[Dataset excerpts]
** BEGIN **

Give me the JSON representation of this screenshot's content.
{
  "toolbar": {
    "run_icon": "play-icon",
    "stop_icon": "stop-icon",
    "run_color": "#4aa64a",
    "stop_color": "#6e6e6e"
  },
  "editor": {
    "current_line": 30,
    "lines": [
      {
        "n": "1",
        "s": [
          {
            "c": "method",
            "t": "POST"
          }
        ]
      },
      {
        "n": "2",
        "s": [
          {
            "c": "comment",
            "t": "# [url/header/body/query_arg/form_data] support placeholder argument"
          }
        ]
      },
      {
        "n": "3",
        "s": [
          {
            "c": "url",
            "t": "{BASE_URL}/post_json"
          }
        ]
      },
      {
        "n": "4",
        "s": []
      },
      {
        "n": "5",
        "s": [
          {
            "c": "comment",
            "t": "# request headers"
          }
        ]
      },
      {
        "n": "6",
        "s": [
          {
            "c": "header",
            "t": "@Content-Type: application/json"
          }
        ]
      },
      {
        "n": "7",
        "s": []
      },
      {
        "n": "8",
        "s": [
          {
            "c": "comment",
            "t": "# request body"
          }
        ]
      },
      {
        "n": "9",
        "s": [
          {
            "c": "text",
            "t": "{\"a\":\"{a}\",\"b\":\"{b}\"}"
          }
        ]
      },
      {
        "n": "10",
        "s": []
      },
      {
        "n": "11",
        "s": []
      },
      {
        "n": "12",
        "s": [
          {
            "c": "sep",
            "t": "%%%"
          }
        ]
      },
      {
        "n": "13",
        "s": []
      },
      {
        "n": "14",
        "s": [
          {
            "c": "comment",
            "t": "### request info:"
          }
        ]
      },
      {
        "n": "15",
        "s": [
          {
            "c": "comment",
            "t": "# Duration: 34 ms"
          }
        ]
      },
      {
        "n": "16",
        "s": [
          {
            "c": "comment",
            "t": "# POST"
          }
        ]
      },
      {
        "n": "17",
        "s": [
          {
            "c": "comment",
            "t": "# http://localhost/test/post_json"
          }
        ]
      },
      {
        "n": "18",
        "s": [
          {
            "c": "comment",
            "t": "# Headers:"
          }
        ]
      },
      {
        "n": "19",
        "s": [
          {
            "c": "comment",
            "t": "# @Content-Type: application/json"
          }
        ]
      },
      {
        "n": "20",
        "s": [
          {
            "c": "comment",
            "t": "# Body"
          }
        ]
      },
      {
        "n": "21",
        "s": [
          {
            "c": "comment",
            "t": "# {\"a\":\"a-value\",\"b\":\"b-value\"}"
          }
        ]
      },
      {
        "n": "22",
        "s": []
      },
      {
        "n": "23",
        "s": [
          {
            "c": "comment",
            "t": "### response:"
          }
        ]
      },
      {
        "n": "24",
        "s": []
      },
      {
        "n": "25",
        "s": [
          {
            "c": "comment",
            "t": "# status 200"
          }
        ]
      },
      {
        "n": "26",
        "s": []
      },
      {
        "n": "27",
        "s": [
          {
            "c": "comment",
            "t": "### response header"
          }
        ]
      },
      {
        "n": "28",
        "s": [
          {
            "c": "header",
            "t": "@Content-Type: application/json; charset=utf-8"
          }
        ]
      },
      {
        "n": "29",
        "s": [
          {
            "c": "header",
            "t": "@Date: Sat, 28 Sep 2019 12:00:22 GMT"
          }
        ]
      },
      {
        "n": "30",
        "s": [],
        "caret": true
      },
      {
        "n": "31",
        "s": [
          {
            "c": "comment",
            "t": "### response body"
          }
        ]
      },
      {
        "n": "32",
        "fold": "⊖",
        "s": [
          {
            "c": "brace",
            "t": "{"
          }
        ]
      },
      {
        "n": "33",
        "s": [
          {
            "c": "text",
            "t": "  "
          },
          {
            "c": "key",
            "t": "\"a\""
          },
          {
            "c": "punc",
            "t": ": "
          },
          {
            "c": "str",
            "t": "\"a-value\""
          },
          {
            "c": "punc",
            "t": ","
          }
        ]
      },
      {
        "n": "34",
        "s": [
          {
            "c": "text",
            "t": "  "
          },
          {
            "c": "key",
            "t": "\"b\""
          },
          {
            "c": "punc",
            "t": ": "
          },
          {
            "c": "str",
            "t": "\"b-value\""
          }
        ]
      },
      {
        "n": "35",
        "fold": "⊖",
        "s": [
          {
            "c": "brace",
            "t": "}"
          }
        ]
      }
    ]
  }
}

** END **

# REQUIRED TASK:
Reproduce the material above, every line of it, exactly.

# ANSWER IN FULL:
Give me the JSON representation of this screenshot's content.
{
  "toolbar": {
    "run_icon": "play-icon",
    "stop_icon": "stop-icon",
    "run_color": "#4aa64a",
    "stop_color": "#6e6e6e"
  },
  "editor": {
    "current_line": 30,
    "lines": [
      {
        "n": "1",
        "s": [
          {
            "c": "method",
            "t": "POST"
          }
        ]
      },
      {
        "n": "2",
        "s": [
          {
            "c": "comment",
            "t": "# [url/header/body/query_arg/form_data] support placeholder argument"
          }
        ]
      },
      {
        "n": "3",
        "s": [
          {
            "c": "url",
            "t": "{BASE_URL}/post_json"
          }
        ]
      },
      {
        "n": "4",
        "s": []
      },
      {
        "n": "5",
        "s": [
          {
            "c": "comment",
            "t": "# request headers"
          }
        ]
      },
      {
        "n": "6",
        "s": [
          {
            "c": "header",
            "t": "@Content-Type: application/json"
          }
        ]
      },
      {
        "n": "7",
        "s": []
      },
      {
        "n": "8",
        "s": [
          {
            "c": "comment",
            "t": "# request body"
          }
        ]
      },
      {
        "n": "9",
        "s": [
          {
            "c": "text",
            "t": "{\"a\":\"{a}\",\"b\":\"{b}\"}"
          }
        ]
      },
      {
        "n": "10",
        "s": []
      },
      {
        "n": "11",
        "s": []
      },
      {
        "n": "12",
        "s": [
          {
            "c": "sep",
            "t": "%%%"
          }
        ]
      },
      {
        "n": "13",
        "s": []
      },
      {
        "n": "14",
        "s": [
          {
            "c": "comment",
            "t": "### request info:"
          }
        ]
      },
      {
        "n": "15",
        "s": [
          {
            "c": "comment",
            "t": "# Duration: 34 ms"
          }
        ]
      },
      {
        "n": "16",
        "s": [
          {
            "c": "comment",
            "t": "# POST"
          }
        ]
      },
      {
        "n": "17",
        "s": [
          {
            "c": "comment",
            "t": "# http://localhost/test/post_json"
          }
        ]
      },
      {
        "n": "18",
        "s": [
          {
            "c": "comment",
            "t": "# Headers:"
          }
        ]
      },
      {
        "n": "19",
        "s": [
          {
            "c": "comment",
            "t": "# @Content-Type: application/json"
          }
        ]
      },
      {
        "n": "20",
        "s": [
          {
            "c": "comment",
            "t": "# Body"
          }
        ]
      },
      {
        "n": "21",
        "s": [
          {
            "c": "comment",
            "t": "# {\"a\":\"a-value\",\"b\":\"b-value\"}"
          }
        ]
      },
      {
        "n": "22",
        "s": []
      },
      {
        "n": "23",
        "s": [
          {
            "c": "comment",
            "t": "### response:"
          }
        ]
      },
      {
        "n": "24",
        "s": []
      },
      {
        "n": "25",
        "s": [
          {
            "c": "comment",
            "t": "# status 200"
          }
        ]
      },
      {
        "n": "26",
        "s": []
      },
      {
        "n": "27",
        "s": [
          {
            "c": "comment",
            "t": "### response header"
          }
        ]
      },
      {
        "n": "28",
        "s": [
          {
            "c": "header",
            "t": "@Content-Type: application/json; charset=utf-8"
          }
        ]
      },
      {
        "n": "29",
        "s": [
          {
            "c": "header",
            "t": "@Date: Sat, 28 Sep 2019 12:00:22 GMT"
          }
        ]
      },
      {
        "n": "30",
        "s": [],
        "caret": true
      },
      {
        "n": "31",
        "s": [
          {
            "c": "comment",
            "t": "### response body"
          }
        ]
      },
      {
        "n": "32",
        "fold": "⊖",
        "s": [
          {
            "c": "brace",
            "t": "{"
          }
        ]
      },
      {
        "n": "33",
        "s": [
          {
            "c": "text",
            "t": "  "
          },
          {
            "c": "key",
            "t": "\"a\""
          },
          {
            "c": "punc",
            "t": ": "
          },
          {
            "c": "str",
            "t": "\"a-value\""
          },
          {
            "c": "punc",
            "t": ","
          }
        ]
      },
      {
        "n": "34",
        "s": [
          {
            "c": "text",
            "t": "  "
          },
          {
            "c": "key",
            "t": "\"b\""
          },
          {
            "c": "punc",
            "t": ": "
          },
          {
            "c": "str",
            "t": "\"b-value\""
          }
        ]
      },
      {
        "n": "35",
        "fold": "⊖",
        "s": [
          {
            "c": "brace",
            "t": "}"
          }
        ]
      }
    ]
  }
}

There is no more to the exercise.